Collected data
==============================
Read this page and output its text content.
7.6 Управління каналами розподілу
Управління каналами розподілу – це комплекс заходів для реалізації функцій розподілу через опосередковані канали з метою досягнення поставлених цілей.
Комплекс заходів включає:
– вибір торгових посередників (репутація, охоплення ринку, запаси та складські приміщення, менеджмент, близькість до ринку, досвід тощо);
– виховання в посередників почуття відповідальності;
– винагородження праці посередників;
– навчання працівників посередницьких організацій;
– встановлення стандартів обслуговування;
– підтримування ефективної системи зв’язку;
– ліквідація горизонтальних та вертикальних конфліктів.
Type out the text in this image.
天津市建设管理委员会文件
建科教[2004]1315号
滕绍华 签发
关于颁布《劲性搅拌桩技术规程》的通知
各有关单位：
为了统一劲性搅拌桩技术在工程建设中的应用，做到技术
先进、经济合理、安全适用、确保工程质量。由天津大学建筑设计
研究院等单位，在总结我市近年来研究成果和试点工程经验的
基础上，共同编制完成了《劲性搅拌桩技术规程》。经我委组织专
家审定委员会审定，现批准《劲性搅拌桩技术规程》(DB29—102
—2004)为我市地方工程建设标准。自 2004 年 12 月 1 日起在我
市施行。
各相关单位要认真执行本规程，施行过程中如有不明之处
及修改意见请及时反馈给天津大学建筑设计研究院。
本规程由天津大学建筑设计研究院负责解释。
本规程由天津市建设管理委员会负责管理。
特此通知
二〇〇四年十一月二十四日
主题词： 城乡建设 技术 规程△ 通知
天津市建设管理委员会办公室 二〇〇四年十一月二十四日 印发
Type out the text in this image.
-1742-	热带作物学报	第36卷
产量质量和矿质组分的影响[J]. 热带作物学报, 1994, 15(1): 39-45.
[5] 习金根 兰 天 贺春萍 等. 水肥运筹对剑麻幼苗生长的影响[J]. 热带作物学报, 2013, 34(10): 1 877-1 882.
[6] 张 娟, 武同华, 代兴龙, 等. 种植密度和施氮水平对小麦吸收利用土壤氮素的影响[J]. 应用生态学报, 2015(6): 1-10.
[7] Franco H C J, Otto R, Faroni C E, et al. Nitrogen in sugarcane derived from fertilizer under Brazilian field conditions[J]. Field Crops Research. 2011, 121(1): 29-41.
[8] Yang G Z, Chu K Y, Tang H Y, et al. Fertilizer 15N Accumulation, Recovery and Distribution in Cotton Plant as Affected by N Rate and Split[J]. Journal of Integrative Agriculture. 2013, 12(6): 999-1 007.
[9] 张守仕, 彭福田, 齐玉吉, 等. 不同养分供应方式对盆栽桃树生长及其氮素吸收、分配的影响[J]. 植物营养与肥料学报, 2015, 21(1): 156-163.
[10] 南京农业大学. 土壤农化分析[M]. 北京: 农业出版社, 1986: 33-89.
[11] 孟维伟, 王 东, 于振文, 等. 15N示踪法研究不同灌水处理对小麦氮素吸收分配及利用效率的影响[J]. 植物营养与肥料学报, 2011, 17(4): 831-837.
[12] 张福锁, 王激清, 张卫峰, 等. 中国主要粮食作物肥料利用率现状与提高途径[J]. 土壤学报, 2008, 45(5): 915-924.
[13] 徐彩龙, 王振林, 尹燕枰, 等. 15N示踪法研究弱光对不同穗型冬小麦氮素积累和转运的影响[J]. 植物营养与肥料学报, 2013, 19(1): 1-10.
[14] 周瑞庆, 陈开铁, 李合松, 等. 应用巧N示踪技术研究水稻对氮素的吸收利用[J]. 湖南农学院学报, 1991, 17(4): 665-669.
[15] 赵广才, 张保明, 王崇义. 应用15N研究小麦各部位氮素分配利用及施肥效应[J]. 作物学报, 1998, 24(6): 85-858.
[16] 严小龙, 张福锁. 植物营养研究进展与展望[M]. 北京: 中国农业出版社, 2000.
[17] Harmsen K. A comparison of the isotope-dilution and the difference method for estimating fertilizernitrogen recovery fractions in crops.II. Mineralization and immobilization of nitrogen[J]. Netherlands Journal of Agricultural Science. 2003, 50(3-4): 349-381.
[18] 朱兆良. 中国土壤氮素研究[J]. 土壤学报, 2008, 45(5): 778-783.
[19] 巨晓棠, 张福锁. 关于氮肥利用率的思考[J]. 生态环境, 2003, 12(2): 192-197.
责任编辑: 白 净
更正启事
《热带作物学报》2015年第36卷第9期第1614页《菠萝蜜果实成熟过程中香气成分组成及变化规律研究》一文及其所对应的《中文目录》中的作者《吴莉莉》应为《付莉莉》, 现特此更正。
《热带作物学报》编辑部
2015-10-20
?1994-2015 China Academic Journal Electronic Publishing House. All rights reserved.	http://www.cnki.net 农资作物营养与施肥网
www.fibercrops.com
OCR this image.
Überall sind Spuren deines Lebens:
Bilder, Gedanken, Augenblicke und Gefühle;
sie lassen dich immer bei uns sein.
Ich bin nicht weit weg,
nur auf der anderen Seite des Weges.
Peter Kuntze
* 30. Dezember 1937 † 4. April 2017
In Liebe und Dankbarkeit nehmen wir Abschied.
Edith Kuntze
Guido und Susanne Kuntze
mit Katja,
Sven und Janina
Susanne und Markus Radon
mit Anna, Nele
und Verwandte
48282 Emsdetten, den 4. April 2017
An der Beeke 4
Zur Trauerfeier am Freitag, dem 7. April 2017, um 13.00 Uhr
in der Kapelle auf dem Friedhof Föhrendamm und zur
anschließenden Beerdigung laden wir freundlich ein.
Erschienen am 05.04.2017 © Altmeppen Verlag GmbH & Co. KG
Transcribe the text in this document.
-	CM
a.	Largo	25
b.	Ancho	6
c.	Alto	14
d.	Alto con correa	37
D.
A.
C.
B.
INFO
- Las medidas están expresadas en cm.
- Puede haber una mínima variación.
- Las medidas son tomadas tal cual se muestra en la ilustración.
==============================
- **Short task**
Repeat every entry word for word.

- **Written solution**
Read this page and output its text content.
7.6 Управління каналами розподілу
Управління каналами розподілу – це комплекс заходів для реалізації функцій розподілу через опосередковані канали з метою досягнення поставлених цілей.
Комплекс заходів включає:
– вибір торгових посередників (репутація, охоплення ринку, запаси та складські приміщення, менеджмент, близькість до ринку, досвід тощо);
– виховання в посередників почуття відповідальності;
– винагородження праці посередників;
– навчання працівників посередницьких організацій;
– встановлення стандартів обслуговування;
– підтримування ефективної системи зв’язку;
– ліквідація горизонтальних та вертикальних конфліктів.
Type out the text in this image.
天津市建设管理委员会文件
建科教[2004]1315号
滕绍华 签发
关于颁布《劲性搅拌桩技术规程》的通知
各有关单位：
为了统一劲性搅拌桩技术在工程建设中的应用，做到技术
先进、经济合理、安全适用、确保工程质量。由天津大学建筑设计
研究院等单位，在总结我市近年来研究成果和试点工程经验的
基础上，共同编制完成了《劲性搅拌桩技术规程》。经我委组织专
家审定委员会审定，现批准《劲性搅拌桩技术规程》(DB29—102
—2004)为我市地方工程建设标准。自 2004 年 12 月 1 日起在我
市施行。
各相关单位要认真执行本规程，施行过程中如有不明之处
及修改意见请及时反馈给天津大学建筑设计研究院。
本规程由天津大学建筑设计研究院负责解释。
本规程由天津市建设管理委员会负责管理。
特此通知
二〇〇四年十一月二十四日
主题词： 城乡建设 技术 规程△ 通知
天津市建设管理委员会办公室 二〇〇四年十一月二十四日 印发
Type out the text in this image.
-1742-	热带作物学报	第36卷
产量质量和矿质组分的影响[J]. 热带作物学报, 1994, 15(1): 39-45.
[5] 习金根 兰 天 贺春萍 等. 水肥运筹对剑麻幼苗生长的影响[J]. 热带作物学报, 2013, 34(10): 1 877-1 882.
[6] 张 娟, 武同华, 代兴龙, 等. 种植密度和施氮水平对小麦吸收利用土壤氮素的影响[J]. 应用生态学报, 2015(6): 1-10.
[7] Franco H C J, Otto R, Faroni C E, et al. Nitrogen in sugarcane derived from fertilizer under Brazilian field conditions[J]. Field Crops Research. 2011, 121(1): 29-41.
[8] Yang G Z, Chu K Y, Tang H Y, et al. Fertilizer 15N Accumulation, Recovery and Distribution in Cotton Plant as Affected by N Rate and Split[J]. Journal of Integrative Agriculture. 2013, 12(6): 999-1 007.
[9] 张守仕, 彭福田, 齐玉吉, 等. 不同养分供应方式对盆栽桃树生长及其氮素吸收、分配的影响[J]. 植物营养与肥料学报, 2015, 21(1): 156-163.
[10] 南京农业大学. 土壤农化分析[M]. 北京: 农业出版社, 1986: 33-89.
[11] 孟维伟, 王 东, 于振文, 等. 15N示踪法研究不同灌水处理对小麦氮素吸收分配及利用效率的影响[J]. 植物营养与肥料学报, 2011, 17(4): 831-837.
[12] 张福锁, 王激清, 张卫峰, 等. 中国主要粮食作物肥料利用率现状与提高途径[J]. 土壤学报, 2008, 45(5): 915-924.
[13] 徐彩龙, 王振林, 尹燕枰, 等. 15N示踪法研究弱光对不同穗型冬小麦氮素积累和转运的影响[J]. 植物营养与肥料学报, 2013, 19(1): 1-10.
[14] 周瑞庆, 陈开铁, 李合松, 等. 应用巧N示踪技术研究水稻对氮素的吸收利用[J]. 湖南农学院学报, 1991, 17(4): 665-669.
[15] 赵广才, 张保明, 王崇义. 应用15N研究小麦各部位氮素分配利用及施肥效应[J]. 作物学报, 1998, 24(6): 85-858.
[16] 严小龙, 张福锁. 植物营养研究进展与展望[M]. 北京: 中国农业出版社, 2000.
[17] Harmsen K. A comparison of the isotope-dilution and the difference method for estimating fertilizernitrogen recovery fractions in crops.II. Mineralization and immobilization of nitrogen[J]. Netherlands Journal of Agricultural Science. 2003, 50(3-4): 349-381.
[18] 朱兆良. 中国土壤氮素研究[J]. 土壤学报, 2008, 45(5): 778-783.
[19] 巨晓棠, 张福锁. 关于氮肥利用率的思考[J]. 生态环境, 2003, 12(2): 192-197.
责任编辑: 白 净
更正启事
《热带作物学报》2015年第36卷第9期第1614页《菠萝蜜果实成熟过程中香气成分组成及变化规律研究》一文及其所对应的《中文目录》中的作者《吴莉莉》应为《付莉莉》, 现特此更正。
《热带作物学报》编辑部
2015-10-20
?1994-2015 China Academic Journal Electronic Publishing House. All rights reserved.	http://www.cnki.net 农资作物营养与施肥网
www.fibercrops.com
OCR this image.
Überall sind Spuren deines Lebens:
Bilder, Gedanken, Augenblicke und Gefühle;
sie lassen dich immer bei uns sein.
Ich bin nicht weit weg,
nur auf der anderen Seite des Weges.
Peter Kuntze
* 30. Dezember 1937 † 4. April 2017
In Liebe und Dankbarkeit nehmen wir Abschied.
Edith Kuntze
Guido und Susanne Kuntze
mit Katja,
Sven und Janina
Susanne und Markus Radon
mit Anna, Nele
und Verwandte
48282 Emsdetten, den 4. April 2017
An der Beeke 4
Zur Trauerfeier am Freitag, dem 7. April 2017, um 13.00 Uhr
in der Kapelle auf dem Friedhof Föhrendamm und zur
anschließenden Beerdigung laden wir freundlich ein.
Erschienen am 05.04.2017 © Altmeppen Verlag GmbH & Co. KG
Transcribe the text in this document.
-	CM
a.	Largo	25
b.	Ancho	6
c.	Alto	14
d.	Alto con correa	37
D.
A.
C.
B.
INFO
- Las medidas están expresadas en cm.
- Puede haber una mínima variación.
- Las medidas son tomadas tal cual se muestra en la ilustración.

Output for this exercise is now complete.